• **TASK STATEMENT**
Read through the entries below and return each line with the word "Texture".

Extracted records:
####################

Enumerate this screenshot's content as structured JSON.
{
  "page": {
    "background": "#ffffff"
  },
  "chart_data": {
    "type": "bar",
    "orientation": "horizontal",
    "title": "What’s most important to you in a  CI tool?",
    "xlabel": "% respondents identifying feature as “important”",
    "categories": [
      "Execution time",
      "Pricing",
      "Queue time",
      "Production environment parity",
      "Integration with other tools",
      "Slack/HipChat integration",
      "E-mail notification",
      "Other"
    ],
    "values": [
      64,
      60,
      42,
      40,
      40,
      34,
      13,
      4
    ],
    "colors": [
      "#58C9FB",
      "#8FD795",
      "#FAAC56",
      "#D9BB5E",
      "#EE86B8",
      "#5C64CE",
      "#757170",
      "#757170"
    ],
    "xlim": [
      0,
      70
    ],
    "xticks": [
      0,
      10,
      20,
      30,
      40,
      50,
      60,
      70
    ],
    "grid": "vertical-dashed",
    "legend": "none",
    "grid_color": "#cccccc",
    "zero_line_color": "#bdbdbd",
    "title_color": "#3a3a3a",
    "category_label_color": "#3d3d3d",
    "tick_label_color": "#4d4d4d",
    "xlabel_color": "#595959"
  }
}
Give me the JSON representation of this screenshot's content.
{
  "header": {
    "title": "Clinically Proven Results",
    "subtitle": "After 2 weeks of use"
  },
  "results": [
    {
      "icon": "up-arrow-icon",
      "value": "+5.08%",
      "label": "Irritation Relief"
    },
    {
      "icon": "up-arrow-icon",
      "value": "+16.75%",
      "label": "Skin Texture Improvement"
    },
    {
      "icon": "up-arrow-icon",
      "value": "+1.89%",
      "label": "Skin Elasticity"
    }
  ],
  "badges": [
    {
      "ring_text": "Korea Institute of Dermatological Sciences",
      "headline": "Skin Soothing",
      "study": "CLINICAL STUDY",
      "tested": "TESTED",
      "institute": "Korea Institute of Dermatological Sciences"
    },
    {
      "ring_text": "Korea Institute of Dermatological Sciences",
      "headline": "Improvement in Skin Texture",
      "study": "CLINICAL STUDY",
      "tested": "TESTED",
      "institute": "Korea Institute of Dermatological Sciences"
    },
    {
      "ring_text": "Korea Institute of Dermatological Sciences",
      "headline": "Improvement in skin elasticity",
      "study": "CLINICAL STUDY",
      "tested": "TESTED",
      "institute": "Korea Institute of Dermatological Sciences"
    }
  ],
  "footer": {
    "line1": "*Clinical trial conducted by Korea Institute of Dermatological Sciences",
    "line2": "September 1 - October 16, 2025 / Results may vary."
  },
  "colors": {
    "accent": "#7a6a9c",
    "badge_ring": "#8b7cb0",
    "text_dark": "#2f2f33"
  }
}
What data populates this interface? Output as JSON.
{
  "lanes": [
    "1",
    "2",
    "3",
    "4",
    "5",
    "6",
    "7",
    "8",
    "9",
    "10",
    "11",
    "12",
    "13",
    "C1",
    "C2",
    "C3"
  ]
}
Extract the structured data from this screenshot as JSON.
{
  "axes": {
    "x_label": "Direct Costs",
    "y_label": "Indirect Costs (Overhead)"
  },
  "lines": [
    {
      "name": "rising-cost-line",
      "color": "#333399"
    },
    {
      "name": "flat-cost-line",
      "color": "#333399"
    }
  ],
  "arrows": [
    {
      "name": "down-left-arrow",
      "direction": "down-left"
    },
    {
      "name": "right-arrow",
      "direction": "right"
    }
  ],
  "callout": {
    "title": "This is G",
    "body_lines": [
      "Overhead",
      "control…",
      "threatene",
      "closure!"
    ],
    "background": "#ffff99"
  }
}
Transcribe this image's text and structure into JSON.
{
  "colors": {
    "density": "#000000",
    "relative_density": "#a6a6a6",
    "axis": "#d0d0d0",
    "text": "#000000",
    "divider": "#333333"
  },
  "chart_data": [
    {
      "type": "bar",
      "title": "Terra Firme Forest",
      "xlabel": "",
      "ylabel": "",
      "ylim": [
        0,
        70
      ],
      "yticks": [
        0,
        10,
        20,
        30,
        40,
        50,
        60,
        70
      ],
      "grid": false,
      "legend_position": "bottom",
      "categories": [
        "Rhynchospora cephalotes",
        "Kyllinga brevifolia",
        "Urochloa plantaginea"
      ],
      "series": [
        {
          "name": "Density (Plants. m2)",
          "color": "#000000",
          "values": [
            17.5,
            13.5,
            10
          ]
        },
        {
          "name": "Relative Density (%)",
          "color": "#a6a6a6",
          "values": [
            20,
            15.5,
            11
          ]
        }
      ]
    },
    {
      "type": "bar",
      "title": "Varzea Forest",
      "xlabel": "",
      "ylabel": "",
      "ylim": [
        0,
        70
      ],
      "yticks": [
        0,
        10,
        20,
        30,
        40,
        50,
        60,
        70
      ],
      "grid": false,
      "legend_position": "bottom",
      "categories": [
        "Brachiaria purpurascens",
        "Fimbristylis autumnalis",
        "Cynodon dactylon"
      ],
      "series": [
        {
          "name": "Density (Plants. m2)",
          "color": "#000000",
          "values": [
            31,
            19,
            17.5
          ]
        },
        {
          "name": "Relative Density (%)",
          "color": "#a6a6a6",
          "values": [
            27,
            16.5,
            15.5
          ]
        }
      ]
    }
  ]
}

####################

• **RESPONSE**
      "label": "Skin Texture Improvement"
      "headline": "Improvement in Skin Texture",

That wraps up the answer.